**Entries:**
** Begin **

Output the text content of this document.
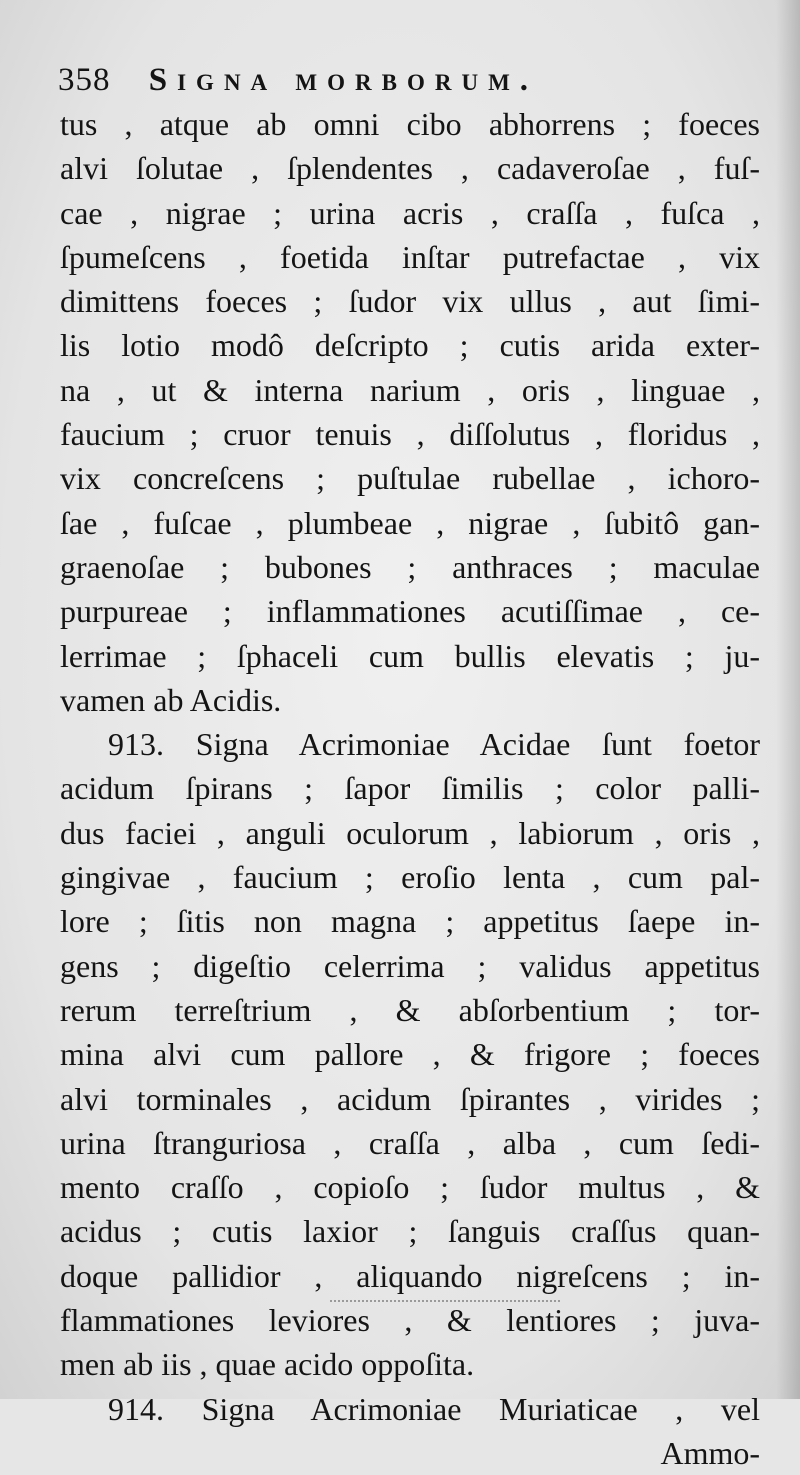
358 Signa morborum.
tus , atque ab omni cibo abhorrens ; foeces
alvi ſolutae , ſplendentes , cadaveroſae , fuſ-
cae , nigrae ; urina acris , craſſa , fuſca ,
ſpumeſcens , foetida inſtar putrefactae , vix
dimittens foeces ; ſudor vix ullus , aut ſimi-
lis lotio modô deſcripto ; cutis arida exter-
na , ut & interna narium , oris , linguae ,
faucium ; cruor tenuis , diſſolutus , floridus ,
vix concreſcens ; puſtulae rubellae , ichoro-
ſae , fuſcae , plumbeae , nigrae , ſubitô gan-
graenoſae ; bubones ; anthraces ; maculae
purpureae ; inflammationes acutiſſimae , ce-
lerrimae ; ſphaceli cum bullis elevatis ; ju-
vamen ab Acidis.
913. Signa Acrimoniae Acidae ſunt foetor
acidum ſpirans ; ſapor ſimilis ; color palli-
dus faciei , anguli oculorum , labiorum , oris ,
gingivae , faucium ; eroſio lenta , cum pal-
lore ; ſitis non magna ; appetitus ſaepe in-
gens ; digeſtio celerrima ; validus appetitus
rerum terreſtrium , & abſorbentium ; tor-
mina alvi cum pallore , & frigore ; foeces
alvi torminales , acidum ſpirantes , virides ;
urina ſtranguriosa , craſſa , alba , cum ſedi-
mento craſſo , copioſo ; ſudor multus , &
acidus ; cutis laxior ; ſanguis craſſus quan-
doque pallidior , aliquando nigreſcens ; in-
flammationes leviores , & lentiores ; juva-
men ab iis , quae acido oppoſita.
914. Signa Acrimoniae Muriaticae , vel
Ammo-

** End **
** Begin **

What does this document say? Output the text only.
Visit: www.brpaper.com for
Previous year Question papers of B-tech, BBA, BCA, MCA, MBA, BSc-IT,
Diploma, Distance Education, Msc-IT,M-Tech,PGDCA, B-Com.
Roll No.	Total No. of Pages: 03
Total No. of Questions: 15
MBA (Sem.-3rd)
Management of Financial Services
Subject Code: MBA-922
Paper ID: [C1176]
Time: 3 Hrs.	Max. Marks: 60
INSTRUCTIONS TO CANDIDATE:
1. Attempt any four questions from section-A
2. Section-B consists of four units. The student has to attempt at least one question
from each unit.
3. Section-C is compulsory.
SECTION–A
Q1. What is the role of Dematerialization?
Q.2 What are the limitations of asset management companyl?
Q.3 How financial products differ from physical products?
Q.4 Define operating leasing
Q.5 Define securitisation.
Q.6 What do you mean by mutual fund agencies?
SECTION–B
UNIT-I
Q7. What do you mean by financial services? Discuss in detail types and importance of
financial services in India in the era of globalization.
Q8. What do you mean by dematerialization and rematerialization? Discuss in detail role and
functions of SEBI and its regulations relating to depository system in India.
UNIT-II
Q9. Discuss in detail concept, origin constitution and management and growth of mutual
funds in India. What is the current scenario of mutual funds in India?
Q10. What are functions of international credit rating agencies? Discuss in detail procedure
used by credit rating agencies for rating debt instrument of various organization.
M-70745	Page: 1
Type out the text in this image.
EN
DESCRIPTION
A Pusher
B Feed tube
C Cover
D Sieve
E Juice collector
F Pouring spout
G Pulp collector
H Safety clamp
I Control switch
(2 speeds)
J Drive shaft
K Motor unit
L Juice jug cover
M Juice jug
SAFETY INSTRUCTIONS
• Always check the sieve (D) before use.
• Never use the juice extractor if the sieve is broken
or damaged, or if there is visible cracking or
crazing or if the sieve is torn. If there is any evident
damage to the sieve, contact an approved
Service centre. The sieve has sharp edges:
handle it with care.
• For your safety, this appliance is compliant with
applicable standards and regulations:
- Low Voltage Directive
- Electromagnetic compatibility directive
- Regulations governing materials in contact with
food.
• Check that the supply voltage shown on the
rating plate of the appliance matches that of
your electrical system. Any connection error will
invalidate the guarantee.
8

** End **

**The problem:**
Copy out every line holding the string "appetitus".

**Answer to the task:**
lore ; ſitis non magna ; appetitus ſaepe in-
gens ; digeſtio celerrima ; validus appetitus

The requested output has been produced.